- [WHAT THE EXERCISE ASKS] Find the word "uçlar" in the records below. List each line containing it.
═════ RECORDS FOR PROCESSING ═════
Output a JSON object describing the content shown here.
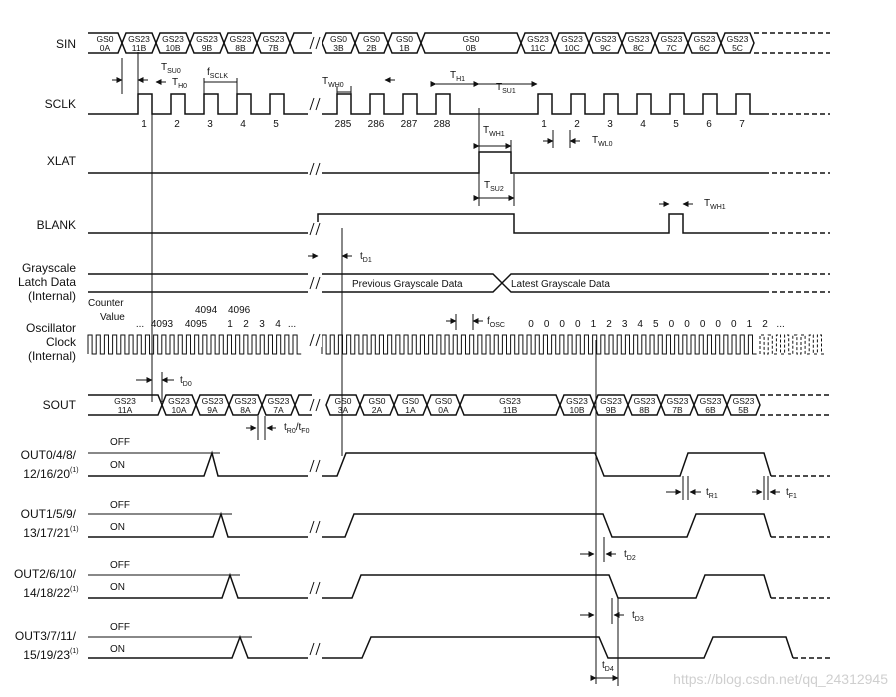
{
  "signals": {
    "sin": "SIN",
    "sclk": "SCLK",
    "xlat": "XLAT",
    "blank": "BLANK",
    "gs_latch": [
      "Grayscale",
      "Latch Data",
      "(Internal)"
    ],
    "osc": [
      "Oscillator",
      "Clock",
      "(Internal)"
    ],
    "sout": "SOUT",
    "out0": [
      "OUT0/4/8/",
      "12/16/20"
    ],
    "out1": [
      "OUT1/5/9/",
      "13/17/21"
    ],
    "out2": [
      "OUT2/6/10/",
      "14/18/22"
    ],
    "out3": [
      "OUT3/7/11/",
      "15/19/23"
    ],
    "footnote_mark": "(1)"
  },
  "levels": {
    "off": "OFF",
    "on": "ON"
  },
  "sin_cells": [
    [
      "GS0",
      "0A"
    ],
    [
      "GS23",
      "11B"
    ],
    [
      "GS23",
      "10B"
    ],
    [
      "GS23",
      "9B"
    ],
    [
      "GS23",
      "8B"
    ],
    [
      "GS23",
      "7B"
    ],
    [
      "GS0",
      "3B"
    ],
    [
      "GS0",
      "2B"
    ],
    [
      "GS0",
      "1B"
    ],
    [
      "GS0",
      "0B"
    ],
    [
      "GS23",
      "11C"
    ],
    [
      "GS23",
      "10C"
    ],
    [
      "GS23",
      "9C"
    ],
    [
      "GS23",
      "8C"
    ],
    [
      "GS23",
      "7C"
    ],
    [
      "GS23",
      "6C"
    ],
    [
      "GS23",
      "5C"
    ]
  ],
  "sout_cells": [
    [
      "GS23",
      "11A"
    ],
    [
      "GS23",
      "10A"
    ],
    [
      "GS23",
      "9A"
    ],
    [
      "GS23",
      "8A"
    ],
    [
      "GS23",
      "7A"
    ],
    [
      "GS0",
      "3A"
    ],
    [
      "GS0",
      "2A"
    ],
    [
      "GS0",
      "1A"
    ],
    [
      "GS0",
      "0A"
    ],
    [
      "GS23",
      "11B"
    ],
    [
      "GS23",
      "10B"
    ],
    [
      "GS23",
      "9B"
    ],
    [
      "GS23",
      "8B"
    ],
    [
      "GS23",
      "7B"
    ],
    [
      "GS23",
      "6B"
    ],
    [
      "GS23",
      "5B"
    ]
  ],
  "sclk_pulse_labels": [
    "1",
    "2",
    "3",
    "4",
    "5",
    "285",
    "286",
    "287",
    "288",
    "1",
    "2",
    "3",
    "4",
    "5",
    "6",
    "7"
  ],
  "timing": {
    "tsu0": [
      "T",
      "SU0"
    ],
    "th0": [
      "T",
      "H0"
    ],
    "fsclk": [
      "f",
      "SCLK"
    ],
    "twh0": [
      "T",
      "WH0"
    ],
    "th1": [
      "T",
      "H1"
    ],
    "tsu1": [
      "T",
      "SU1"
    ],
    "twh1": [
      "T",
      "WH1"
    ],
    "twl0": [
      "T",
      "WL0"
    ],
    "tsu2": [
      "T",
      "SU2"
    ],
    "twh1_blank": [
      "T",
      "WH1"
    ],
    "td1": [
      "t",
      "D1"
    ],
    "td0": [
      "t",
      "D0"
    ],
    "tr0tf0": [
      "t",
      "R0",
      "/t",
      "F0"
    ],
    "tr1": [
      "t",
      "R1"
    ],
    "tf1": [
      "t",
      "F1"
    ],
    "td2": [
      "t",
      "D2"
    ],
    "td3": [
      "t",
      "D3"
    ],
    "td4": [
      "t",
      "D4"
    ],
    "fosc": [
      "f",
      "OSC"
    ]
  },
  "gs_latch": {
    "previous": "Previous Grayscale Data",
    "latest": "Latest Grayscale Data"
  },
  "counter": {
    "title": [
      "Counter",
      "Value"
    ],
    "top_values": [
      "4094",
      "4096"
    ],
    "left_seq": [
      "...",
      "4093",
      "4095",
      "1",
      "2",
      "3",
      "4",
      "..."
    ],
    "right_seq": [
      "0",
      "0",
      "0",
      "0",
      "1",
      "2",
      "3",
      "4",
      "5",
      "0",
      "0",
      "0",
      "0",
      "0",
      "1",
      "2",
      "..."
    ]
  },
  "watermark": "https://blog.csdn.net/qq_24312945"
}
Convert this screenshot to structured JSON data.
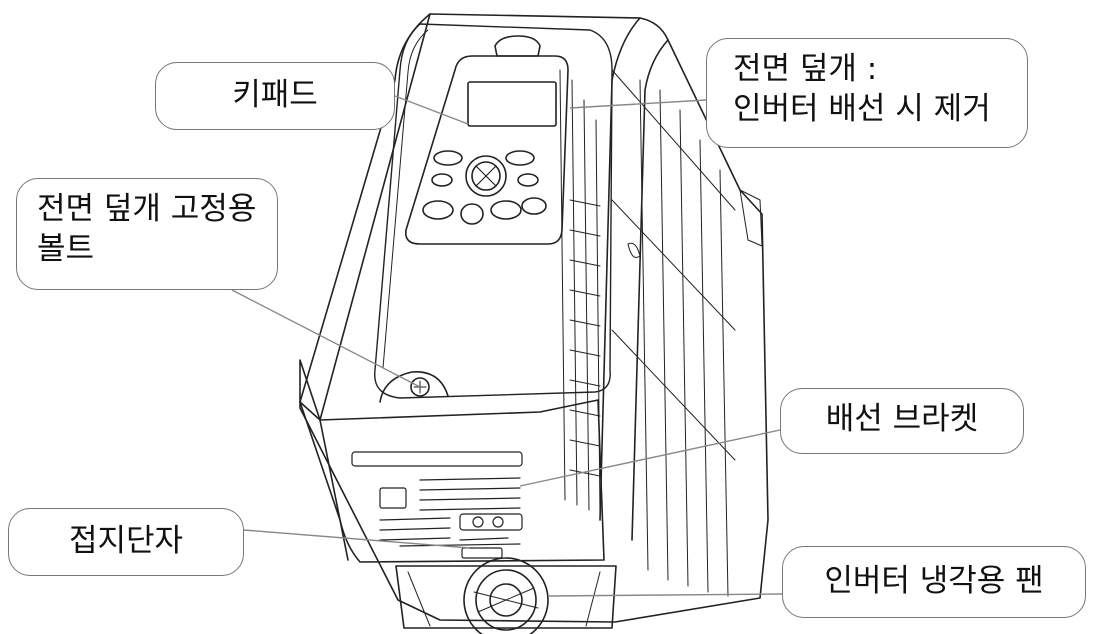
{
  "callouts": {
    "keypad": "키패드",
    "front_cover_line1": "전면 덮개 :",
    "front_cover_line2": "인버터 배선 시 제거",
    "bolt_line1": "전면 덮개 고정용",
    "bolt_line2": "볼트",
    "wiring_bracket": "배선 브라켓",
    "ground_terminal": "접지단자",
    "cooling_fan": "인버터 냉각용 팬"
  },
  "colors": {
    "line": "#222222",
    "callout_border": "#777777",
    "leader_line": "#888888"
  }
}
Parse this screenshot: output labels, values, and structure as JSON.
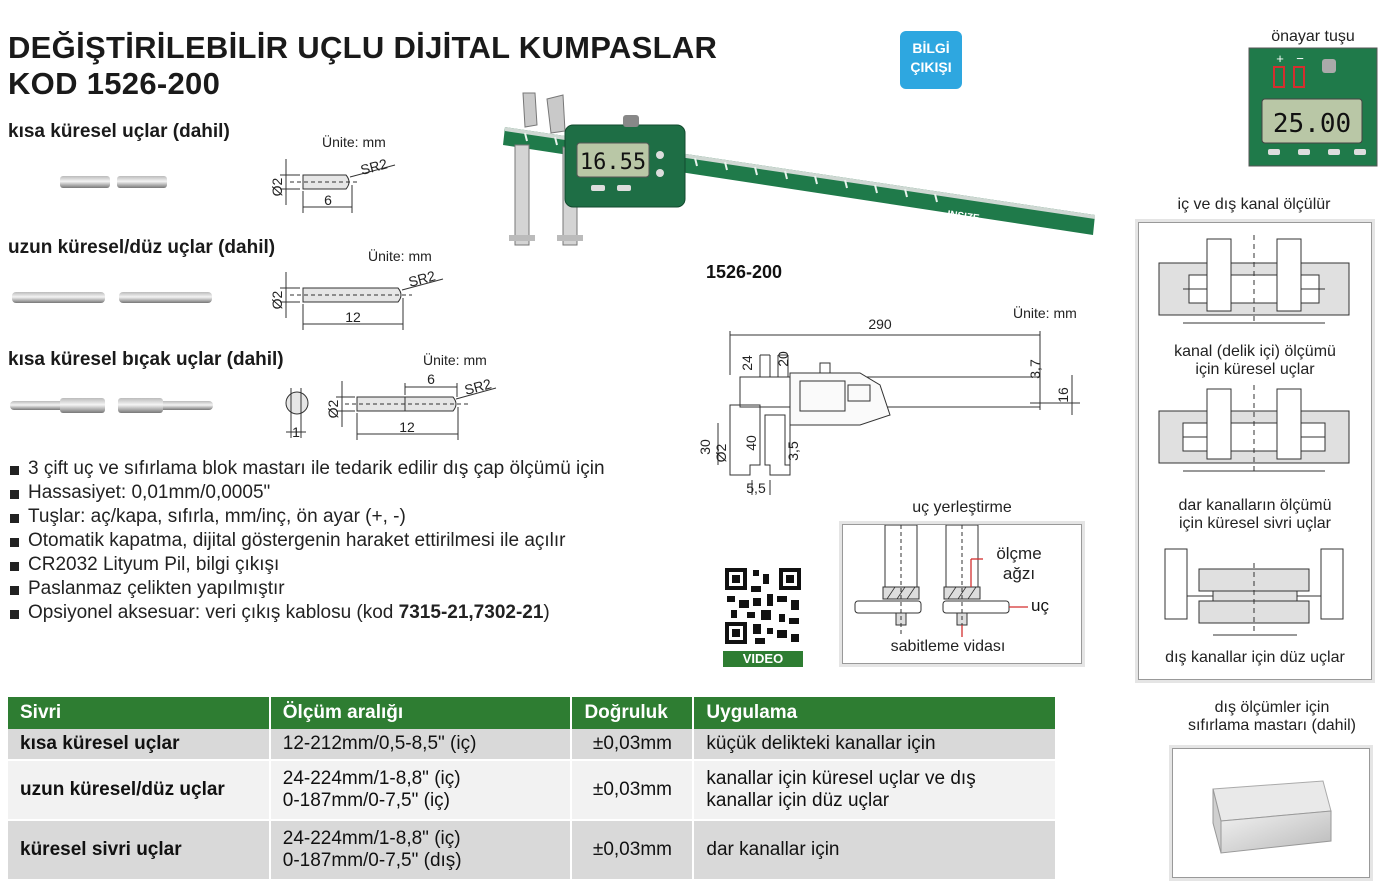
{
  "header": {
    "title_line1": "DEĞİŞTİRİLEBİLİR UÇLU DİJİTAL KUMPASLAR",
    "title_line2": "KOD 1526-200",
    "badge_line1": "BİLGİ",
    "badge_line2": "ÇIKIŞI"
  },
  "tips": [
    {
      "title": "kısa küresel uçlar (dahil)",
      "unit": "Ünite: mm",
      "dia": "Ø2",
      "radius": "SR2",
      "length": "6"
    },
    {
      "title": "uzun küresel/düz uçlar (dahil)",
      "unit": "Ünite: mm",
      "dia": "Ø2",
      "radius": "SR2",
      "length": "12"
    },
    {
      "title": "kısa küresel bıçak uçlar (dahil)",
      "unit": "Ünite: mm",
      "dia": "Ø2",
      "radius": "SR2",
      "length": "12",
      "blade_len": "6",
      "blade_thk": "1"
    }
  ],
  "product": {
    "display_value": "16.55",
    "model": "1526-200",
    "brand": "INSIZE"
  },
  "preset_panel": {
    "caption": "önayar tuşu",
    "plus": "+",
    "minus": "−",
    "display_value": "25.00"
  },
  "drawing": {
    "unit": "Ünite: mm",
    "dims": [
      "290",
      "24",
      "20",
      "3,7",
      "16",
      "30",
      "Ø2",
      "40",
      "3,5",
      "5,5"
    ]
  },
  "features": [
    {
      "text": "3 çift uç ve sıfırlama blok mastarı ile tedarik edilir dış çap ölçümü için"
    },
    {
      "text": "Hassasiyet: 0,01mm/0,0005\""
    },
    {
      "text": "Tuşlar: aç/kapa, sıfırla, mm/inç, ön ayar (+, -)"
    },
    {
      "text": "Otomatik kapatma, dijital göstergenin haraket ettirilmesi ile açılır"
    },
    {
      "text": "CR2032 Lityum Pil, bilgi çıkışı"
    },
    {
      "text": "Paslanmaz çelikten yapılmıştır"
    },
    {
      "text": "Opsiyonel aksesuar: veri çıkış kablosu (kod ",
      "bold": "7315-21,7302-21",
      "after": ")"
    }
  ],
  "qr": {
    "label": "VIDEO"
  },
  "tip_placement": {
    "caption": "uç yerleştirme",
    "label_jaw_1": "ölçme",
    "label_jaw_2": "ağzı",
    "label_tip": "uç",
    "label_screw": "sabitleme vidası"
  },
  "groove_panel": {
    "caption": "iç ve dış kanal ölçülür",
    "labels": [
      [
        "kanal (delik içi) ölçümü",
        "için küresel uçlar"
      ],
      [
        "dar kanalların ölçümü",
        "için küresel sivri uçlar"
      ],
      [
        "dış kanallar için düz uçlar"
      ]
    ]
  },
  "setting_block": {
    "caption_line1": "dış ölçümler için",
    "caption_line2": "sıfırlama mastarı (dahil)"
  },
  "table": {
    "headers": [
      "Sivri",
      "Ölçüm aralığı",
      "Doğruluk",
      "Uygulama"
    ],
    "rows": [
      {
        "tip": "kısa küresel uçlar",
        "range": [
          "12-212mm/0,5-8,5\" (iç)"
        ],
        "acc": "±0,03mm",
        "app": [
          "küçük delikteki kanallar için"
        ]
      },
      {
        "tip": "uzun küresel/düz uçlar",
        "range": [
          "24-224mm/1-8,8\" (iç)",
          "0-187mm/0-7,5\" (iç)"
        ],
        "acc": "±0,03mm",
        "app": [
          "kanallar için küresel uçlar ve dış",
          "kanallar için düz uçlar"
        ]
      },
      {
        "tip": "küresel sivri uçlar",
        "range": [
          "24-224mm/1-8,8\" (iç)",
          "0-187mm/0-7,5\" (dış)"
        ],
        "acc": "±0,03mm",
        "app": [
          "dar kanallar için"
        ]
      }
    ]
  },
  "colors": {
    "green": "#2e7d32",
    "badge_blue": "#2ea7e0",
    "caliper_green": "#1f7a4a"
  }
}
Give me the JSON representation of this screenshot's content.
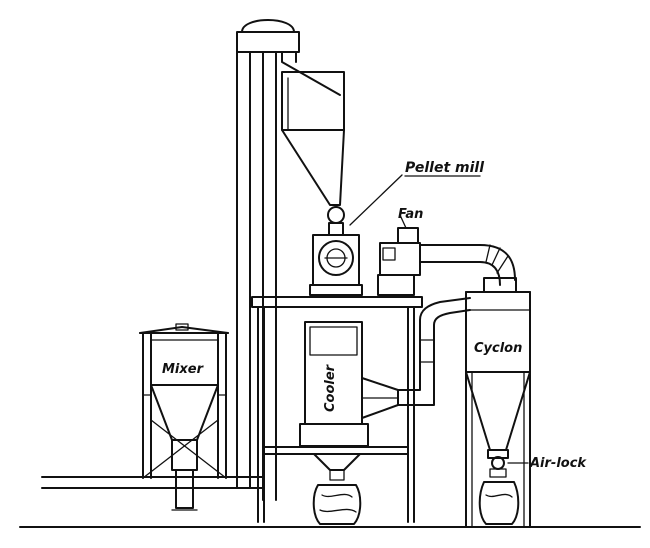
{
  "diagram": {
    "labels": {
      "pellet_mill": "Pellet mill",
      "fan": "Fan",
      "mixer": "Mixer",
      "cooler": "Cooler",
      "cyclone": "Cyclon",
      "air_lock": "Air-lock"
    },
    "ink_color": "#111111",
    "background_color": "#ffffff"
  }
}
═════
- [SOLUTION TO THIS EXERCISE]
      "title": "kısa küresel uçlar (dahil)",
      "title": "uzun küresel/düz uçlar (dahil)",
      "title": "kısa küresel bıçak uçlar (dahil)",
        "için küresel uçlar"
        "için küresel sivri uçlar"
        "dış kanallar için düz uçlar"
        "tip": "kısa küresel uçlar",
        "tip": "uzun küresel/düz uçlar",
          "kanallar için küresel uçlar ve dış",
          "kanallar için düz uçlar"
        "tip": "küresel sivri uçlar",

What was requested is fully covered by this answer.